• Required work: State the number of lines in these records that include the word "rich", and add nothing to it.

[Figure dataset records]

■ ■ ■

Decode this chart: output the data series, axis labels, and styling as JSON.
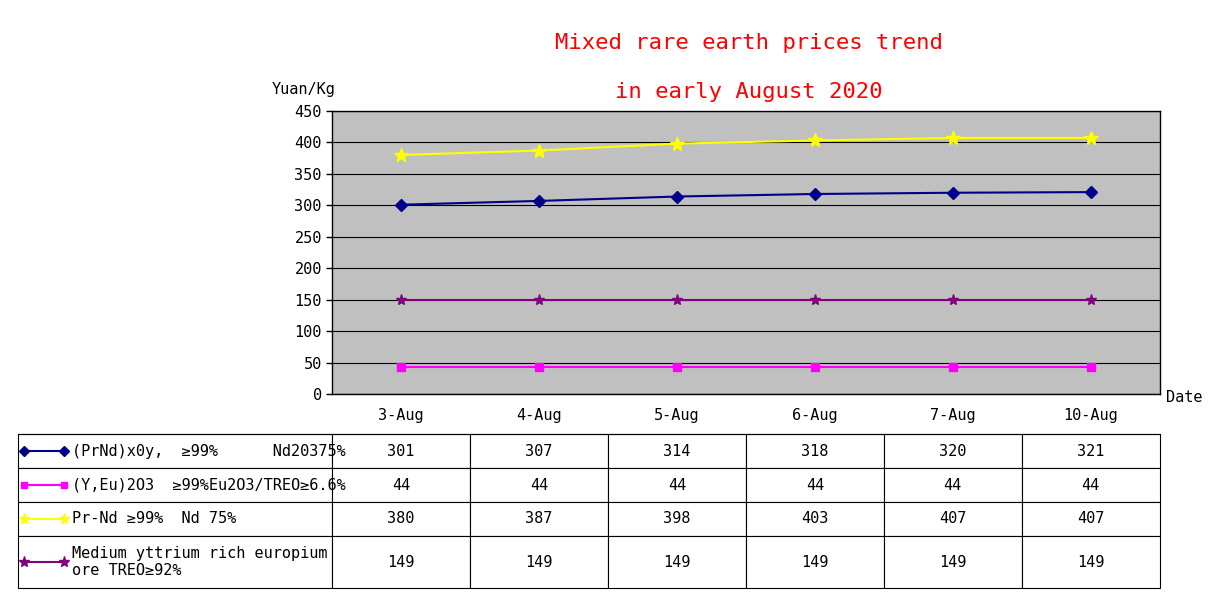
{
  "title_line1": "Mixed rare earth prices trend",
  "title_line2": "in early August 2020",
  "title_color": "#FF0000",
  "ylabel": "Yuan/Kg",
  "xlabel": "Date",
  "x_labels": [
    "3-Aug",
    "4-Aug",
    "5-Aug",
    "6-Aug",
    "7-Aug",
    "10-Aug"
  ],
  "x_values": [
    0,
    1,
    2,
    3,
    4,
    5
  ],
  "ylim": [
    0,
    450
  ],
  "yticks": [
    0,
    50,
    100,
    150,
    200,
    250,
    300,
    350,
    400,
    450
  ],
  "series": [
    {
      "label": "(PrNd)xOy,  ≥99%      Nd20375%",
      "values": [
        301,
        307,
        314,
        318,
        320,
        321
      ],
      "color": "#00008B",
      "marker": "D",
      "markersize": 6,
      "linestyle": "-",
      "linewidth": 1.5
    },
    {
      "label": "(Y,Eu)2O3  ≥99%Eu2O3/TREO≥6.6%",
      "values": [
        44,
        44,
        44,
        44,
        44,
        44
      ],
      "color": "#FF00FF",
      "marker": "s",
      "markersize": 6,
      "linestyle": "-",
      "linewidth": 1.5
    },
    {
      "label": "Pr-Nd ≥99%  Nd 75%",
      "values": [
        380,
        387,
        398,
        403,
        407,
        407
      ],
      "color": "#FFFF00",
      "marker": "*",
      "markersize": 10,
      "linestyle": "-",
      "linewidth": 1.5
    },
    {
      "label": "Medium yttrium rich europium ore TREO≥92%",
      "values": [
        149,
        149,
        149,
        149,
        149,
        149
      ],
      "color": "#800080",
      "marker": "*",
      "markersize": 8,
      "linestyle": "-",
      "linewidth": 1.5
    }
  ],
  "table_label_col": [
    "(PrNd)x0y,  ≥99%      Nd20375%",
    "(Y,Eu)2O3  ≥99%Eu2O3/TREO≥6.6%",
    "Pr-Nd ≥99%  Nd 75%",
    "Medium yttrium rich europium\nore TREO≥92%"
  ],
  "table_values": [
    [
      "301",
      "307",
      "314",
      "318",
      "320",
      "321"
    ],
    [
      "44",
      "44",
      "44",
      "44",
      "44",
      "44"
    ],
    [
      "380",
      "387",
      "398",
      "403",
      "407",
      "407"
    ],
    [
      "149",
      "149",
      "149",
      "149",
      "149",
      "149"
    ]
  ],
  "table_marker_styles": [
    "D",
    "s",
    "*",
    "*"
  ],
  "table_line_colors": [
    "#00008B",
    "#FF00FF",
    "#FFFF00",
    "#800080"
  ],
  "plot_bg_color": "#C0C0C0",
  "fig_bg_color": "#FFFFFF",
  "grid_color": "#000000"
}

■ ■ ■

• Expected answer: 2